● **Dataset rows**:

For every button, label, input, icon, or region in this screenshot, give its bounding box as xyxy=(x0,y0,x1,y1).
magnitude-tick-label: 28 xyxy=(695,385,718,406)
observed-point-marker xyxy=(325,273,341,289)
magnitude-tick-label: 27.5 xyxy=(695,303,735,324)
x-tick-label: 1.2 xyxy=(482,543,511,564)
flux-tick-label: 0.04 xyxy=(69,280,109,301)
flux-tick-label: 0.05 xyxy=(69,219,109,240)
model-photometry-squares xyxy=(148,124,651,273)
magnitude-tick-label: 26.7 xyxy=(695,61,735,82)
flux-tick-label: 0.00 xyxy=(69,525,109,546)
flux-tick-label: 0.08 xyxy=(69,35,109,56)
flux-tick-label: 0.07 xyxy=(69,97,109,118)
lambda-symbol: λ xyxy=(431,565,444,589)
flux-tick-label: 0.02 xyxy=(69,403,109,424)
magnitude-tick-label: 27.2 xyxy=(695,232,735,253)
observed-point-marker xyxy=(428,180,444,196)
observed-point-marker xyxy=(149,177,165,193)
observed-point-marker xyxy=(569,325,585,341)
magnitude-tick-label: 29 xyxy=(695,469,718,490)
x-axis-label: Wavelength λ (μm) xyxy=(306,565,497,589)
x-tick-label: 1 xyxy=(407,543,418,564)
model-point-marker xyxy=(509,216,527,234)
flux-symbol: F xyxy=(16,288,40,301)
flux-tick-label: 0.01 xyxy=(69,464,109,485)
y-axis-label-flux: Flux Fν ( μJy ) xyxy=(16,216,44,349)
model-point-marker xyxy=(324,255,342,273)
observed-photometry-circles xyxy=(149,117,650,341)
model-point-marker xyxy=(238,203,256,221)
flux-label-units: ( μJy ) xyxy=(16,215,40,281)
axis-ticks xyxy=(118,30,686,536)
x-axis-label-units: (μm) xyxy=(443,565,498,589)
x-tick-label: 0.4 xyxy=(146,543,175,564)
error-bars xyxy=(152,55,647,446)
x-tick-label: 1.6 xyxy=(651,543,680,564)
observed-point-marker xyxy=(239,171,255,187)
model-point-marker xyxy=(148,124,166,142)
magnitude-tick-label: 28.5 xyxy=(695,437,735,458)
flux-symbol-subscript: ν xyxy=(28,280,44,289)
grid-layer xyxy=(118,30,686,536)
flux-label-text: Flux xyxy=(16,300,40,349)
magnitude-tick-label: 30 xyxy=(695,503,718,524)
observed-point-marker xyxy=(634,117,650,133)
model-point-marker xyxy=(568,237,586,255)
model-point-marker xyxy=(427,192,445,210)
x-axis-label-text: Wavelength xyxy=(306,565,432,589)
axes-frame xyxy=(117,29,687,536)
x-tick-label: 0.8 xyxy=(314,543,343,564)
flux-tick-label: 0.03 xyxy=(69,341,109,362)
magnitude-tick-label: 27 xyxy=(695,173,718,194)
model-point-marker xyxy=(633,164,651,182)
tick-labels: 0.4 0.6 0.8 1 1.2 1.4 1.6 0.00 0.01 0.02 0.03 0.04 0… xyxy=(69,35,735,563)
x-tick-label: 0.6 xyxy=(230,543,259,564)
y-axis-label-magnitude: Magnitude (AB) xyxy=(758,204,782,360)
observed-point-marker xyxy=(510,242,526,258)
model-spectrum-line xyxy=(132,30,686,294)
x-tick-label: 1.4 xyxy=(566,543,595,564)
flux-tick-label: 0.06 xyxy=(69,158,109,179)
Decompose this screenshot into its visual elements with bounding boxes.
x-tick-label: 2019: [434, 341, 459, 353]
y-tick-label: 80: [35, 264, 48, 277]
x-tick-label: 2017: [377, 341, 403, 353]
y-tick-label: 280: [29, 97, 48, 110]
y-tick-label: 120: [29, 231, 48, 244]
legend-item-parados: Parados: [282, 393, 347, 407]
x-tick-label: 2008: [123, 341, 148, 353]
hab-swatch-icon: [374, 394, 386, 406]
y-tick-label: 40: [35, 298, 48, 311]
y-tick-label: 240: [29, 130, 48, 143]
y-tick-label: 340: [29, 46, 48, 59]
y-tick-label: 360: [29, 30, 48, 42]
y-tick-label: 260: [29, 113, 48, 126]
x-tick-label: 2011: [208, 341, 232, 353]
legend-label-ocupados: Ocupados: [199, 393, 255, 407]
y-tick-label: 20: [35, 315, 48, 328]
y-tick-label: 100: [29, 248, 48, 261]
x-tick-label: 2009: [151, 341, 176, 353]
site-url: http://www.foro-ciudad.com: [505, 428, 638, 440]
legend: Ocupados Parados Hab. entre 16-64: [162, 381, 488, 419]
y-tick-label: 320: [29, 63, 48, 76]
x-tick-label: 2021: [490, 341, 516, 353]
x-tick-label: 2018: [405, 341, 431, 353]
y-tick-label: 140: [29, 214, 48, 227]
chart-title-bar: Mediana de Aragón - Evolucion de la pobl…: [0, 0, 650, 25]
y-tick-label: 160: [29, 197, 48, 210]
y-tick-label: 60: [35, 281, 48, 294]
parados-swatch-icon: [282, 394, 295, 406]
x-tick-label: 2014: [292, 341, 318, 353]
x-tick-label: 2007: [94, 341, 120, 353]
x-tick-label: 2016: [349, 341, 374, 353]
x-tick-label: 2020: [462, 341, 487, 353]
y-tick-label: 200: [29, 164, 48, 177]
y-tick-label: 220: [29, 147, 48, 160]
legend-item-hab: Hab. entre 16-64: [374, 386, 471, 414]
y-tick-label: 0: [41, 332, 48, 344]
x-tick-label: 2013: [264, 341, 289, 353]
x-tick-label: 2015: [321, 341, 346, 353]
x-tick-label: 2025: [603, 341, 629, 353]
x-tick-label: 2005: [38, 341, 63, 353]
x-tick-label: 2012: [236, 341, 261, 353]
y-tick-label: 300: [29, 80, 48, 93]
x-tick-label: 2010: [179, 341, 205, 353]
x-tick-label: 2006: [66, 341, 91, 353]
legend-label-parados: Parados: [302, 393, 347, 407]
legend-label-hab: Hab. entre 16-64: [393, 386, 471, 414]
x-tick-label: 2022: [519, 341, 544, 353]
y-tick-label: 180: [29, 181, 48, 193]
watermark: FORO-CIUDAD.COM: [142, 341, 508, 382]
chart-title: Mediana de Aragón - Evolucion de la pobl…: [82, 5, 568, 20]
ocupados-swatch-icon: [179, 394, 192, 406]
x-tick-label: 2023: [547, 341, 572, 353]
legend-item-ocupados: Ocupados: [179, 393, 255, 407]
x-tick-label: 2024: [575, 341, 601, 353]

● **Challenge**: Copy every line of the records above character for character, without changing anything.

● **Exercise solution**:
For every button, label, input, icon, or region in this screenshot, give its bounding box as xyxy=(x0,y0,x1,y1).
magnitude-tick-label: 28 xyxy=(695,385,718,406)
observed-point-marker xyxy=(325,273,341,289)
magnitude-tick-label: 27.5 xyxy=(695,303,735,324)
x-tick-label: 1.2 xyxy=(482,543,511,564)
flux-tick-label: 0.04 xyxy=(69,280,109,301)
flux-tick-label: 0.05 xyxy=(69,219,109,240)
model-photometry-squares xyxy=(148,124,651,273)
magnitude-tick-label: 26.7 xyxy=(695,61,735,82)
flux-tick-label: 0.00 xyxy=(69,525,109,546)
flux-tick-label: 0.08 xyxy=(69,35,109,56)
flux-tick-label: 0.07 xyxy=(69,97,109,118)
lambda-symbol: λ xyxy=(431,565,444,589)
flux-tick-label: 0.02 xyxy=(69,403,109,424)
magnitude-tick-label: 27.2 xyxy=(695,232,735,253)
observed-point-marker xyxy=(428,180,444,196)
observed-point-marker xyxy=(149,177,165,193)
observed-point-marker xyxy=(569,325,585,341)
magnitude-tick-label: 29 xyxy=(695,469,718,490)
x-axis-label: Wavelength λ (μm) xyxy=(306,565,497,589)
x-tick-label: 1 xyxy=(407,543,418,564)
model-point-marker xyxy=(509,216,527,234)
flux-symbol: F xyxy=(16,288,40,301)
flux-tick-label: 0.01 xyxy=(69,464,109,485)
y-axis-label-flux: Flux Fν ( μJy ) xyxy=(16,216,44,349)
model-point-marker xyxy=(324,255,342,273)
observed-photometry-circles xyxy=(149,117,650,341)
model-point-marker xyxy=(238,203,256,221)
flux-label-units: ( μJy ) xyxy=(16,215,40,281)
axis-ticks xyxy=(118,30,686,536)
x-axis-label-units: (μm) xyxy=(443,565,498,589)
x-tick-label: 0.4 xyxy=(146,543,175,564)
error-bars xyxy=(152,55,647,446)
x-tick-label: 1.6 xyxy=(651,543,680,564)
observed-point-marker xyxy=(239,171,255,187)
model-point-marker xyxy=(148,124,166,142)
magnitude-tick-label: 28.5 xyxy=(695,437,735,458)
flux-symbol-subscript: ν xyxy=(28,280,44,289)
grid-layer xyxy=(118,30,686,536)
flux-label-text: Flux xyxy=(16,300,40,349)
magnitude-tick-label: 30 xyxy=(695,503,718,524)
observed-point-marker xyxy=(634,117,650,133)
model-point-marker xyxy=(568,237,586,255)
model-point-marker xyxy=(427,192,445,210)
x-axis-label-text: Wavelength xyxy=(306,565,432,589)
axes-frame xyxy=(117,29,687,536)
x-tick-label: 0.8 xyxy=(314,543,343,564)
flux-tick-label: 0.03 xyxy=(69,341,109,362)
magnitude-tick-label: 27 xyxy=(695,173,718,194)
model-point-marker xyxy=(633,164,651,182)
tick-labels: 0.4 0.6 0.8 1 1.2 1.4 1.6 0.00 0.01 0.02 0.03 0.04 0… xyxy=(69,35,735,563)
x-tick-label: 0.6 xyxy=(230,543,259,564)
y-axis-label-magnitude: Magnitude (AB) xyxy=(758,204,782,360)
observed-point-marker xyxy=(510,242,526,258)
model-spectrum-line xyxy=(132,30,686,294)
x-tick-label: 1.4 xyxy=(566,543,595,564)
flux-tick-label: 0.06 xyxy=(69,158,109,179)
Decompose this screenshot into its visual elements with bounding boxes.
x-tick-label: 2019: [434, 341, 459, 353]
y-tick-label: 80: [35, 264, 48, 277]
x-tick-label: 2017: [377, 341, 403, 353]
y-tick-label: 280: [29, 97, 48, 110]
y-tick-label: 120: [29, 231, 48, 244]
legend-item-parados: Parados: [282, 393, 347, 407]
x-tick-label: 2008: [123, 341, 148, 353]
hab-swatch-icon: [374, 394, 386, 406]
y-tick-label: 40: [35, 298, 48, 311]
y-tick-label: 240: [29, 130, 48, 143]
y-tick-label: 340: [29, 46, 48, 59]
y-tick-label: 360: [29, 30, 48, 42]
y-tick-label: 260: [29, 113, 48, 126]
x-tick-label: 2011: [208, 341, 232, 353]
legend-label-ocupados: Ocupados: [199, 393, 255, 407]
y-tick-label: 20: [35, 315, 48, 328]
y-tick-label: 100: [29, 248, 48, 261]
x-tick-label: 2009: [151, 341, 176, 353]
site-url: http://www.foro-ciudad.com: [505, 428, 638, 440]
legend: Ocupados Parados Hab. entre 16-64: [162, 381, 488, 419]
y-tick-label: 320: [29, 63, 48, 76]
x-tick-label: 2021: [490, 341, 516, 353]
x-tick-label: 2018: [405, 341, 431, 353]
y-tick-label: 140: [29, 214, 48, 227]
chart-title-bar: Mediana de Aragón - Evolucion de la pobl…: [0, 0, 650, 25]
y-tick-label: 160: [29, 197, 48, 210]
y-tick-label: 60: [35, 281, 48, 294]
parados-swatch-icon: [282, 394, 295, 406]
x-tick-label: 2014: [292, 341, 318, 353]
x-tick-label: 2007: [94, 341, 120, 353]
x-tick-label: 2016: [349, 341, 374, 353]
x-tick-label: 2020: [462, 341, 487, 353]
y-tick-label: 200: [29, 164, 48, 177]
y-tick-label: 220: [29, 147, 48, 160]
legend-item-hab: Hab. entre 16-64: [374, 386, 471, 414]
y-tick-label: 0: [41, 332, 48, 344]
x-tick-label: 2013: [264, 341, 289, 353]
x-tick-label: 2015: [321, 341, 346, 353]
x-tick-label: 2025: [603, 341, 629, 353]
x-tick-label: 2005: [38, 341, 63, 353]
x-tick-label: 2012: [236, 341, 261, 353]
y-tick-label: 300: [29, 80, 48, 93]
x-tick-label: 2010: [179, 341, 205, 353]
x-tick-label: 2006: [66, 341, 91, 353]
legend-label-parados: Parados: [302, 393, 347, 407]
legend-label-hab: Hab. entre 16-64: [393, 386, 471, 414]
x-tick-label: 2022: [519, 341, 544, 353]
y-tick-label: 180: [29, 181, 48, 193]
watermark: FORO-CIUDAD.COM: [142, 341, 508, 382]
chart-title: Mediana de Aragón - Evolucion de la pobl…: [82, 5, 568, 20]
ocupados-swatch-icon: [179, 394, 192, 406]
x-tick-label: 2023: [547, 341, 572, 353]
legend-item-ocupados: Ocupados: [179, 393, 255, 407]
x-tick-label: 2024: [575, 341, 601, 353]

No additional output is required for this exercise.